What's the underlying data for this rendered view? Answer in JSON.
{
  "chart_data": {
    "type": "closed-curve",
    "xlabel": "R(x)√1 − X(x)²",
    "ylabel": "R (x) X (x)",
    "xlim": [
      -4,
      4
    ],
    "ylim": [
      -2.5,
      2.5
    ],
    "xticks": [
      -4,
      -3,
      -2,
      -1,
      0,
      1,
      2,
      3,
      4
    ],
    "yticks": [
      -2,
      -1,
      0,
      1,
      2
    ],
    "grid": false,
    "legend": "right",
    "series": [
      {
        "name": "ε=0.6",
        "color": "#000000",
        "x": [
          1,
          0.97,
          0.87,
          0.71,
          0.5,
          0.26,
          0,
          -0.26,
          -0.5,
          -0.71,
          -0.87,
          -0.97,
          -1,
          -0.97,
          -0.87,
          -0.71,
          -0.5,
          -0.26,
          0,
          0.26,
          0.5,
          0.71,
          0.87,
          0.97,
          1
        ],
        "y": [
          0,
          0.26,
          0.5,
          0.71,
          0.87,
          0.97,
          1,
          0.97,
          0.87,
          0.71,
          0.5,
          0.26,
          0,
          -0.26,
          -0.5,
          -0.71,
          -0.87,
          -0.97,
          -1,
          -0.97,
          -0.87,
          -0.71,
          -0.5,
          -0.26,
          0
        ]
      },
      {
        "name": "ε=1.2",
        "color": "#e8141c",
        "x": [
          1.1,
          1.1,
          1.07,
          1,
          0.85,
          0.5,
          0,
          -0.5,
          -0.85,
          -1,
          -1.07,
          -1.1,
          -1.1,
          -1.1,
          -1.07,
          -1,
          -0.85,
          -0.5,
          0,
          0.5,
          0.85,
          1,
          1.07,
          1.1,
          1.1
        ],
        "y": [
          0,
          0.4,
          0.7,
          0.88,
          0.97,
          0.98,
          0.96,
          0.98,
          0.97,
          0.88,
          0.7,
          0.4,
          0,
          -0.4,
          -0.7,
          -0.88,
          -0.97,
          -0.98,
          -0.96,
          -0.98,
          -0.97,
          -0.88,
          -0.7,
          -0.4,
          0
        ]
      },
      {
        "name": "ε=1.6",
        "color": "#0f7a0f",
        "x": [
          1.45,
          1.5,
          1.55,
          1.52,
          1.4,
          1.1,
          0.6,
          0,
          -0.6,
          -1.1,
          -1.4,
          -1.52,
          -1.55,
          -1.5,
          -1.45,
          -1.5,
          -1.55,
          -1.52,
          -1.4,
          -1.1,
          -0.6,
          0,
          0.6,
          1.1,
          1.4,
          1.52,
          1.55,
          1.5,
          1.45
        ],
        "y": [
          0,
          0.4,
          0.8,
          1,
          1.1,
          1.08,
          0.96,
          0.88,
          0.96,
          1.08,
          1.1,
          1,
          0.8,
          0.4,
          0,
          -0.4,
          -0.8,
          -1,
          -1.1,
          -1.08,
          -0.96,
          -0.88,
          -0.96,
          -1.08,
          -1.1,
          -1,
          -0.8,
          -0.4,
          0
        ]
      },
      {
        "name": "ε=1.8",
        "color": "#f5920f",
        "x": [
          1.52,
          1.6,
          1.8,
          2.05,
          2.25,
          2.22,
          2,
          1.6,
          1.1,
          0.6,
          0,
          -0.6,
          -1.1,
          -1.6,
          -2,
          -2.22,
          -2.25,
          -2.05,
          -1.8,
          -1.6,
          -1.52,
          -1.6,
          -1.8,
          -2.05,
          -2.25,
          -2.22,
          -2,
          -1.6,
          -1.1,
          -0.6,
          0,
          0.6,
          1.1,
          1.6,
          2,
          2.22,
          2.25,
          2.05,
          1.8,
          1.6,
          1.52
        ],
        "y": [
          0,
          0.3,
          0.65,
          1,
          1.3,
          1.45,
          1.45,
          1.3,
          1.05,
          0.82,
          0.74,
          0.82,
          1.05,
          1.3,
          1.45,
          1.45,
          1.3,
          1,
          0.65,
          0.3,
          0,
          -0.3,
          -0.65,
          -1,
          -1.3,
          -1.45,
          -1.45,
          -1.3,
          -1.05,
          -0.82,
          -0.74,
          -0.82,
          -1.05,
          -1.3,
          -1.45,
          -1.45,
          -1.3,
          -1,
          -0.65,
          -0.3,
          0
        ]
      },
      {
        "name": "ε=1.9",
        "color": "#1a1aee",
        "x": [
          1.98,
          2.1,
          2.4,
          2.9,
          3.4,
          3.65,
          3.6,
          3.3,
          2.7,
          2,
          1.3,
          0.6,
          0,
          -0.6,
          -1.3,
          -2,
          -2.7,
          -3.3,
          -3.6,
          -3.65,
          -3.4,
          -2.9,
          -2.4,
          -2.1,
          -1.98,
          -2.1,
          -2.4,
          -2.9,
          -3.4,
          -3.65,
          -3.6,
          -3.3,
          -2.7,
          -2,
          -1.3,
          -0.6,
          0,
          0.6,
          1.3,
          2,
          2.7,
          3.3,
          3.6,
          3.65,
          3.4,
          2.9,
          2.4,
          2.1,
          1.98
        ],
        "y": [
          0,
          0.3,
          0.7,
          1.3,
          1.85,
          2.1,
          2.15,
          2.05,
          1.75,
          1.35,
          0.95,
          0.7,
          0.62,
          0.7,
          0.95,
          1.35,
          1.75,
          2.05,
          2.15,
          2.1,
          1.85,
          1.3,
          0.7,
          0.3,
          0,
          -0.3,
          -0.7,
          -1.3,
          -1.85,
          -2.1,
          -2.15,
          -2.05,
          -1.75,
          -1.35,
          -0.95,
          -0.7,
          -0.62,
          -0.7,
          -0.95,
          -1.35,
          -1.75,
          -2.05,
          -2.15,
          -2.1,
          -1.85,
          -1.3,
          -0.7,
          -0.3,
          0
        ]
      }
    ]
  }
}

• [AIM] Take the listing above and write it out again exactly.

• [ANSWER TO THIS PROBLEM]
What's the underlying data for this rendered view? Answer in JSON.
{
  "chart_data": {
    "type": "closed-curve",
    "xlabel": "R(x)√1 − X(x)²",
    "ylabel": "R (x) X (x)",
    "xlim": [
      -4,
      4
    ],
    "ylim": [
      -2.5,
      2.5
    ],
    "xticks": [
      -4,
      -3,
      -2,
      -1,
      0,
      1,
      2,
      3,
      4
    ],
    "yticks": [
      -2,
      -1,
      0,
      1,
      2
    ],
    "grid": false,
    "legend": "right",
    "series": [
      {
        "name": "ε=0.6",
        "color": "#000000",
        "x": [
          1,
          0.97,
          0.87,
          0.71,
          0.5,
          0.26,
          0,
          -0.26,
          -0.5,
          -0.71,
          -0.87,
          -0.97,
          -1,
          -0.97,
          -0.87,
          -0.71,
          -0.5,
          -0.26,
          0,
          0.26,
          0.5,
          0.71,
          0.87,
          0.97,
          1
        ],
        "y": [
          0,
          0.26,
          0.5,
          0.71,
          0.87,
          0.97,
          1,
          0.97,
          0.87,
          0.71,
          0.5,
          0.26,
          0,
          -0.26,
          -0.5,
          -0.71,
          -0.87,
          -0.97,
          -1,
          -0.97,
          -0.87,
          -0.71,
          -0.5,
          -0.26,
          0
        ]
      },
      {
        "name": "ε=1.2",
        "color": "#e8141c",
        "x": [
          1.1,
          1.1,
          1.07,
          1,
          0.85,
          0.5,
          0,
          -0.5,
          -0.85,
          -1,
          -1.07,
          -1.1,
          -1.1,
          -1.1,
          -1.07,
          -1,
          -0.85,
          -0.5,
          0,
          0.5,
          0.85,
          1,
          1.07,
          1.1,
          1.1
        ],
        "y": [
          0,
          0.4,
          0.7,
          0.88,
          0.97,
          0.98,
          0.96,
          0.98,
          0.97,
          0.88,
          0.7,
          0.4,
          0,
          -0.4,
          -0.7,
          -0.88,
          -0.97,
          -0.98,
          -0.96,
          -0.98,
          -0.97,
          -0.88,
          -0.7,
          -0.4,
          0
        ]
      },
      {
        "name": "ε=1.6",
        "color": "#0f7a0f",
        "x": [
          1.45,
          1.5,
          1.55,
          1.52,
          1.4,
          1.1,
          0.6,
          0,
          -0.6,
          -1.1,
          -1.4,
          -1.52,
          -1.55,
          -1.5,
          -1.45,
          -1.5,
          -1.55,
          -1.52,
          -1.4,
          -1.1,
          -0.6,
          0,
          0.6,
          1.1,
          1.4,
          1.52,
          1.55,
          1.5,
          1.45
        ],
        "y": [
          0,
          0.4,
          0.8,
          1,
          1.1,
          1.08,
          0.96,
          0.88,
          0.96,
          1.08,
          1.1,
          1,
          0.8,
          0.4,
          0,
          -0.4,
          -0.8,
          -1,
          -1.1,
          -1.08,
          -0.96,
          -0.88,
          -0.96,
          -1.08,
          -1.1,
          -1,
          -0.8,
          -0.4,
          0
        ]
      },
      {
        "name": "ε=1.8",
        "color": "#f5920f",
        "x": [
          1.52,
          1.6,
          1.8,
          2.05,
          2.25,
          2.22,
          2,
          1.6,
          1.1,
          0.6,
          0,
          -0.6,
          -1.1,
          -1.6,
          -2,
          -2.22,
          -2.25,
          -2.05,
          -1.8,
          -1.6,
          -1.52,
          -1.6,
          -1.8,
          -2.05,
          -2.25,
          -2.22,
          -2,
          -1.6,
          -1.1,
          -0.6,
          0,
          0.6,
          1.1,
          1.6,
          2,
          2.22,
          2.25,
          2.05,
          1.8,
          1.6,
          1.52
        ],
        "y": [
          0,
          0.3,
          0.65,
          1,
          1.3,
          1.45,
          1.45,
          1.3,
          1.05,
          0.82,
          0.74,
          0.82,
          1.05,
          1.3,
          1.45,
          1.45,
          1.3,
          1,
          0.65,
          0.3,
          0,
          -0.3,
          -0.65,
          -1,
          -1.3,
          -1.45,
          -1.45,
          -1.3,
          -1.05,
          -0.82,
          -0.74,
          -0.82,
          -1.05,
          -1.3,
          -1.45,
          -1.45,
          -1.3,
          -1,
          -0.65,
          -0.3,
          0
        ]
      },
      {
        "name": "ε=1.9",
        "color": "#1a1aee",
        "x": [
          1.98,
          2.1,
          2.4,
          2.9,
          3.4,
          3.65,
          3.6,
          3.3,
          2.7,
          2,
          1.3,
          0.6,
          0,
          -0.6,
          -1.3,
          -2,
          -2.7,
          -3.3,
          -3.6,
          -3.65,
          -3.4,
          -2.9,
          -2.4,
          -2.1,
          -1.98,
          -2.1,
          -2.4,
          -2.9,
          -3.4,
          -3.65,
          -3.6,
          -3.3,
          -2.7,
          -2,
          -1.3,
          -0.6,
          0,
          0.6,
          1.3,
          2,
          2.7,
          3.3,
          3.6,
          3.65,
          3.4,
          2.9,
          2.4,
          2.1,
          1.98
        ],
        "y": [
          0,
          0.3,
          0.7,
          1.3,
          1.85,
          2.1,
          2.15,
          2.05,
          1.75,
          1.35,
          0.95,
          0.7,
          0.62,
          0.7,
          0.95,
          1.35,
          1.75,
          2.05,
          2.15,
          2.1,
          1.85,
          1.3,
          0.7,
          0.3,
          0,
          -0.3,
          -0.7,
          -1.3,
          -1.85,
          -2.1,
          -2.15,
          -2.05,
          -1.75,
          -1.35,
          -0.95,
          -0.7,
          -0.62,
          -0.7,
          -0.95,
          -1.35,
          -1.75,
          -2.05,
          -2.15,
          -2.1,
          -1.85,
          -1.3,
          -0.7,
          -0.3,
          0
        ]
      }
    ]
  }
}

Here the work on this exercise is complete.